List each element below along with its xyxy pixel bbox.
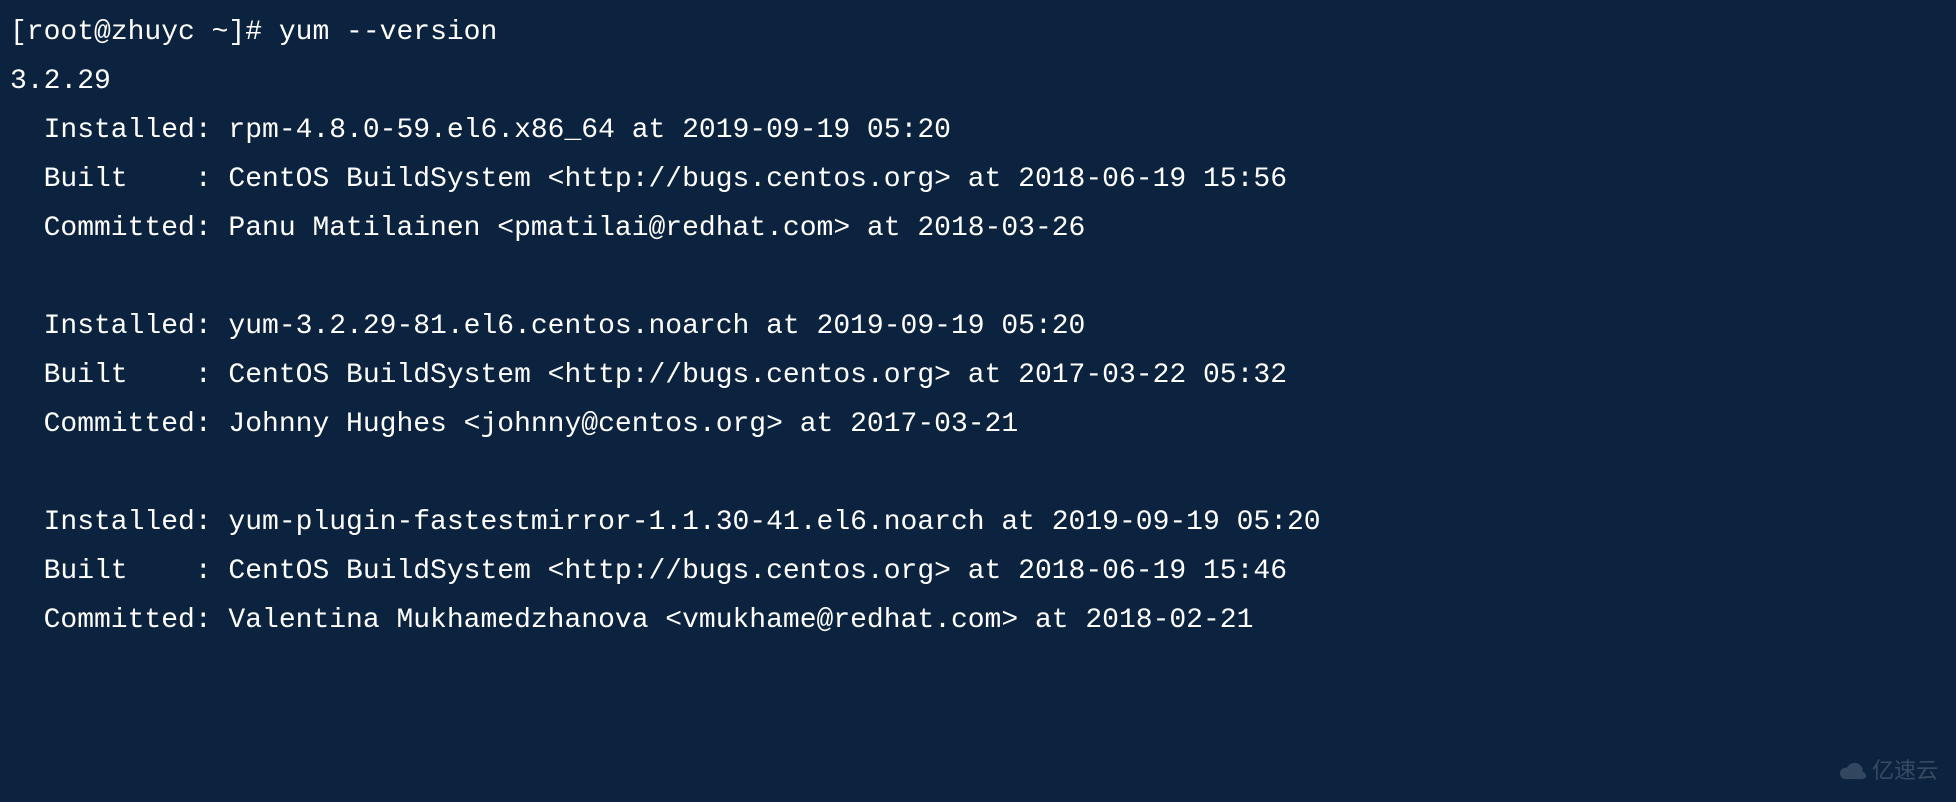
cloud-icon <box>1840 762 1866 780</box>
pkg-installed: Installed: yum-3.2.29-81.el6.centos.noar… <box>10 302 1946 351</box>
shell-prompt: [root@zhuyc ~]# <box>10 17 279 48</box>
watermark: 亿速云 <box>1840 752 1938 791</box>
pkg-installed: Installed: rpm-4.8.0-59.el6.x86_64 at 20… <box>10 106 1946 155</box>
pkg-installed: Installed: yum-plugin-fastestmirror-1.1.… <box>10 498 1946 547</box>
blank-line <box>10 253 1946 302</box>
prompt-line: [root@zhuyc ~]# yum --version <box>10 8 1946 57</box>
pkg-built: Built : CentOS BuildSystem <http://bugs.… <box>10 351 1946 400</box>
pkg-built: Built : CentOS BuildSystem <http://bugs.… <box>10 155 1946 204</box>
blank-line <box>10 449 1946 498</box>
pkg-committed: Committed: Johnny Hughes <johnny@centos.… <box>10 400 1946 449</box>
pkg-built: Built : CentOS BuildSystem <http://bugs.… <box>10 547 1946 596</box>
pkg-committed: Committed: Panu Matilainen <pmatilai@red… <box>10 204 1946 253</box>
pkg-committed: Committed: Valentina Mukhamedzhanova <vm… <box>10 596 1946 645</box>
version-line: 3.2.29 <box>10 57 1946 106</box>
terminal-output[interactable]: [root@zhuyc ~]# yum --version 3.2.29 Ins… <box>10 8 1946 645</box>
watermark-text: 亿速云 <box>1872 752 1938 791</box>
command-text: yum --version <box>279 17 497 48</box>
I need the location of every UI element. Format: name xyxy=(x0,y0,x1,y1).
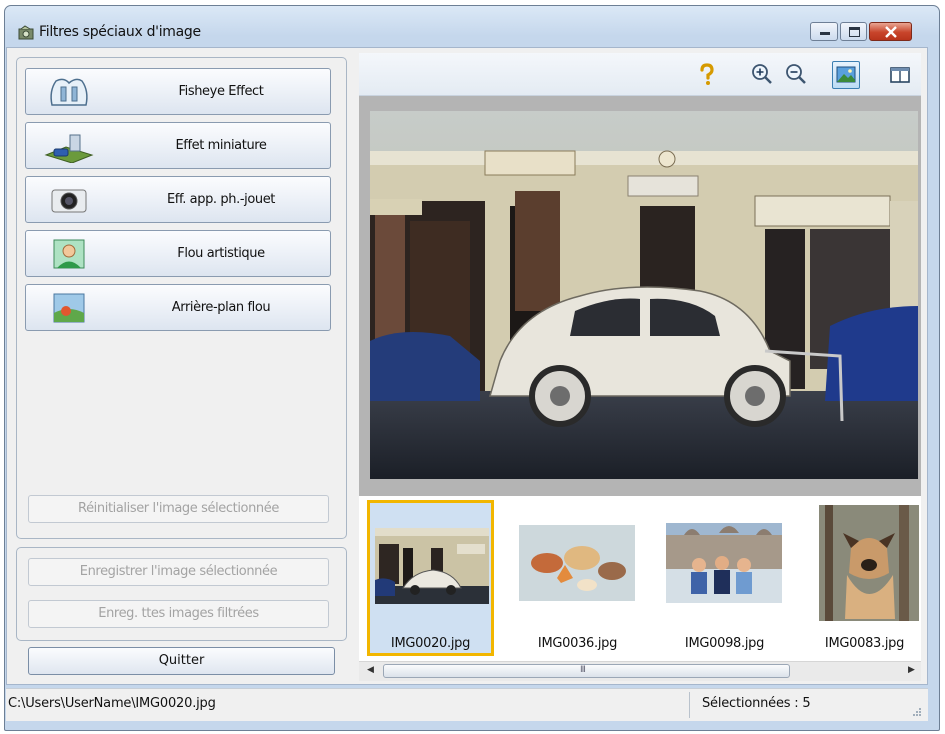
preview-image[interactable] xyxy=(370,111,918,479)
help-button[interactable] xyxy=(693,61,721,89)
thumbnail-image xyxy=(664,503,782,621)
thumbnail-filename: IMG0098.jpg xyxy=(684,636,765,651)
title-bar[interactable]: Filtres spéciaux d'image xyxy=(5,6,939,53)
close-icon xyxy=(885,26,897,38)
filter-button-fisheye[interactable]: Fisheye Effect xyxy=(25,68,331,115)
thumbnail-filename: IMG0020.jpg xyxy=(390,636,471,651)
thumbnail-filename: IMG0036.jpg xyxy=(537,636,618,651)
resize-grip-icon[interactable] xyxy=(912,707,922,717)
help-icon xyxy=(700,63,714,85)
save-selected-image-button[interactable]: Enregistrer l'image sélectionnée xyxy=(28,558,329,586)
reset-selected-image-button[interactable]: Réinitialiser l'image sélectionnée xyxy=(28,495,329,523)
zoom-out-button[interactable] xyxy=(782,61,810,89)
thumbnail-filename: IMG0083.jpg xyxy=(824,636,905,651)
scroll-right-arrow-icon[interactable]: ▶ xyxy=(908,665,915,675)
filter-label: Effet miniature xyxy=(175,138,267,153)
filter-button-toy-camera[interactable]: Eff. app. ph.-jouet xyxy=(25,176,331,223)
save-all-filtered-images-button[interactable]: Enreg. ttes images filtrées xyxy=(28,600,329,628)
status-bar: C:\Users\UserName\IMG0020.jpg Sélectionn… xyxy=(6,688,928,721)
filter-label: Flou artistique xyxy=(177,246,265,261)
whole-image-view-icon xyxy=(836,66,856,83)
scrollbar-grip: III xyxy=(580,665,586,675)
thumbnail-item[interactable]: IMG0083.jpg xyxy=(808,500,921,656)
status-file-path: C:\Users\UserName\IMG0020.jpg xyxy=(8,696,216,711)
fisheye-icon xyxy=(50,78,88,106)
minimize-icon xyxy=(820,32,830,35)
thumbnail-item[interactable]: IMG0098.jpg xyxy=(661,500,788,656)
status-separator xyxy=(689,692,690,718)
miniature-icon xyxy=(44,134,94,163)
thumbnail-image xyxy=(811,503,921,621)
thumbnail-item[interactable]: IMG0036.jpg xyxy=(514,500,641,656)
thumbnail-image xyxy=(517,503,635,621)
zoom-in-icon xyxy=(752,64,772,84)
view-toolbar xyxy=(359,53,921,96)
minimize-button[interactable] xyxy=(810,22,838,41)
quit-button[interactable]: Quitter xyxy=(28,647,335,675)
maximize-button[interactable] xyxy=(840,22,867,41)
compare-view-button[interactable] xyxy=(886,61,914,89)
whole-image-view-button[interactable] xyxy=(832,61,860,89)
window-title: Filtres spéciaux d'image xyxy=(39,24,201,40)
scrollbar-thumb[interactable]: III xyxy=(383,664,790,678)
filter-label: Arrière-plan flou xyxy=(171,300,271,315)
filter-button-blur-background[interactable]: Arrière-plan flou xyxy=(25,284,331,331)
filter-label: Fisheye Effect xyxy=(178,84,264,99)
status-selected-count: Sélectionnées : 5 xyxy=(702,696,811,711)
horizontal-scrollbar[interactable]: ◀ III ▶ xyxy=(359,661,921,681)
thumbnail-image xyxy=(373,506,491,624)
portrait-icon xyxy=(53,239,85,269)
filter-button-miniature[interactable]: Effet miniature xyxy=(25,122,331,169)
blur-background-icon xyxy=(53,293,85,323)
app-icon xyxy=(18,25,34,40)
zoom-in-button[interactable] xyxy=(748,61,776,89)
scroll-left-arrow-icon[interactable]: ◀ xyxy=(367,665,374,675)
zoom-out-icon xyxy=(786,64,806,84)
close-button[interactable] xyxy=(869,22,912,41)
toy-camera-icon xyxy=(51,189,87,213)
filter-label: Eff. app. ph.-jouet xyxy=(166,192,276,207)
filter-button-soft-focus[interactable]: Flou artistique xyxy=(25,230,331,277)
maximize-icon xyxy=(849,27,860,37)
thumbnail-item[interactable]: IMG0020.jpg xyxy=(367,500,494,656)
compare-view-icon xyxy=(890,67,910,83)
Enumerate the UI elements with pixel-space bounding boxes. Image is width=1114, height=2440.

──────

EXERCISE GOAL: Copy the entries above line for line, character for character, but leave out the pictures.

TASK ANSWER:
List each element below along with its xyxy pixel bbox.
cloud-icon <box>1840 762 1866 780</box>
pkg-installed: Installed: yum-3.2.29-81.el6.centos.noar… <box>10 302 1946 351</box>
shell-prompt: [root@zhuyc ~]# <box>10 17 279 48</box>
watermark: 亿速云 <box>1840 752 1938 791</box>
pkg-installed: Installed: rpm-4.8.0-59.el6.x86_64 at 20… <box>10 106 1946 155</box>
pkg-installed: Installed: yum-plugin-fastestmirror-1.1.… <box>10 498 1946 547</box>
blank-line <box>10 253 1946 302</box>
prompt-line: [root@zhuyc ~]# yum --version <box>10 8 1946 57</box>
pkg-built: Built : CentOS BuildSystem <http://bugs.… <box>10 351 1946 400</box>
pkg-built: Built : CentOS BuildSystem <http://bugs.… <box>10 155 1946 204</box>
blank-line <box>10 449 1946 498</box>
pkg-committed: Committed: Johnny Hughes <johnny@centos.… <box>10 400 1946 449</box>
pkg-built: Built : CentOS BuildSystem <http://bugs.… <box>10 547 1946 596</box>
pkg-committed: Committed: Panu Matilainen <pmatilai@red… <box>10 204 1946 253</box>
pkg-committed: Committed: Valentina Mukhamedzhanova <vm… <box>10 596 1946 645</box>
version-line: 3.2.29 <box>10 57 1946 106</box>
terminal-output[interactable]: [root@zhuyc ~]# yum --version 3.2.29 Ins… <box>10 8 1946 645</box>
watermark-text: 亿速云 <box>1872 752 1938 791</box>
command-text: yum --version <box>279 17 497 48</box>
I need the location of every UI element. Format: name xyxy=(x0,y0,x1,y1).
preview-image[interactable] xyxy=(370,111,918,479)
help-button[interactable] xyxy=(693,61,721,89)
thumbnail-image xyxy=(664,503,782,621)
thumbnail-filename: IMG0098.jpg xyxy=(684,636,765,651)
title-bar[interactable]: Filtres spéciaux d'image xyxy=(5,6,939,53)
close-icon xyxy=(885,26,897,38)
filter-button-fisheye[interactable]: Fisheye Effect xyxy=(25,68,331,115)
thumbnail-filename: IMG0020.jpg xyxy=(390,636,471,651)
thumbnail-filename: IMG0036.jpg xyxy=(537,636,618,651)
resize-grip-icon[interactable] xyxy=(912,707,922,717)
help-icon xyxy=(700,63,714,85)
save-selected-image-button[interactable]: Enregistrer l'image sélectionnée xyxy=(28,558,329,586)
reset-selected-image-button[interactable]: Réinitialiser l'image sélectionnée xyxy=(28,495,329,523)
zoom-out-button[interactable] xyxy=(782,61,810,89)
thumbnail-filename: IMG0083.jpg xyxy=(824,636,905,651)
scroll-right-arrow-icon[interactable]: ▶ xyxy=(908,665,915,675)
filter-label: Effet miniature xyxy=(175,138,267,153)
filter-button-toy-camera[interactable]: Eff. app. ph.-jouet xyxy=(25,176,331,223)
save-all-filtered-images-button[interactable]: Enreg. ttes images filtrées xyxy=(28,600,329,628)
status-bar: C:\Users\UserName\IMG0020.jpg Sélectionn… xyxy=(6,688,928,721)
filter-label: Flou artistique xyxy=(177,246,265,261)
whole-image-view-icon xyxy=(836,66,856,83)
scrollbar-grip: III xyxy=(580,665,586,675)
thumbnail-item[interactable]: IMG0083.jpg xyxy=(808,500,921,656)
status-file-path: C:\Users\UserName\IMG0020.jpg xyxy=(8,696,216,711)
fisheye-icon xyxy=(50,78,88,106)
minimize-icon xyxy=(820,32,830,35)
thumbnail-item[interactable]: IMG0098.jpg xyxy=(661,500,788,656)
status-separator xyxy=(689,692,690,718)
miniature-icon xyxy=(44,134,94,163)
thumbnail-image xyxy=(811,503,921,621)
thumbnail-item[interactable]: IMG0036.jpg xyxy=(514,500,641,656)
thumbnail-image xyxy=(517,503,635,621)
zoom-in-icon xyxy=(752,64,772,84)
view-toolbar xyxy=(359,53,921,96)
minimize-button[interactable] xyxy=(810,22,838,41)
quit-button[interactable]: Quitter xyxy=(28,647,335,675)
maximize-button[interactable] xyxy=(840,22,867,41)
compare-view-button[interactable] xyxy=(886,61,914,89)
whole-image-view-button[interactable] xyxy=(832,61,860,89)
window-title: Filtres spéciaux d'image xyxy=(39,24,201,40)
scrollbar-thumb[interactable]: III xyxy=(383,664,790,678)
filter-label: Arrière-plan flou xyxy=(171,300,271,315)
filter-button-blur-background[interactable]: Arrière-plan flou xyxy=(25,284,331,331)
filter-label: Fisheye Effect xyxy=(178,84,264,99)
status-selected-count: Sélectionnées : 5 xyxy=(702,696,811,711)
horizontal-scrollbar[interactable]: ◀ III ▶ xyxy=(359,661,921,681)
thumbnail-image xyxy=(373,506,491,624)
portrait-icon xyxy=(53,239,85,269)
filter-button-miniature[interactable]: Effet miniature xyxy=(25,122,331,169)
blur-background-icon xyxy=(53,293,85,323)
app-icon xyxy=(18,25,34,40)
zoom-in-button[interactable] xyxy=(748,61,776,89)
scroll-left-arrow-icon[interactable]: ◀ xyxy=(367,665,374,675)
zoom-out-icon xyxy=(786,64,806,84)
close-button[interactable] xyxy=(869,22,912,41)
toy-camera-icon xyxy=(51,189,87,213)
filter-label: Eff. app. ph.-jouet xyxy=(166,192,276,207)
filter-button-soft-focus[interactable]: Flou artistique xyxy=(25,230,331,277)
maximize-icon xyxy=(849,27,860,37)
thumbnail-item[interactable]: IMG0020.jpg xyxy=(367,500,494,656)
compare-view-icon xyxy=(890,67,910,83)
Enumerate the UI elements with pixel-space bounding boxes. Image is width=1114, height=2440.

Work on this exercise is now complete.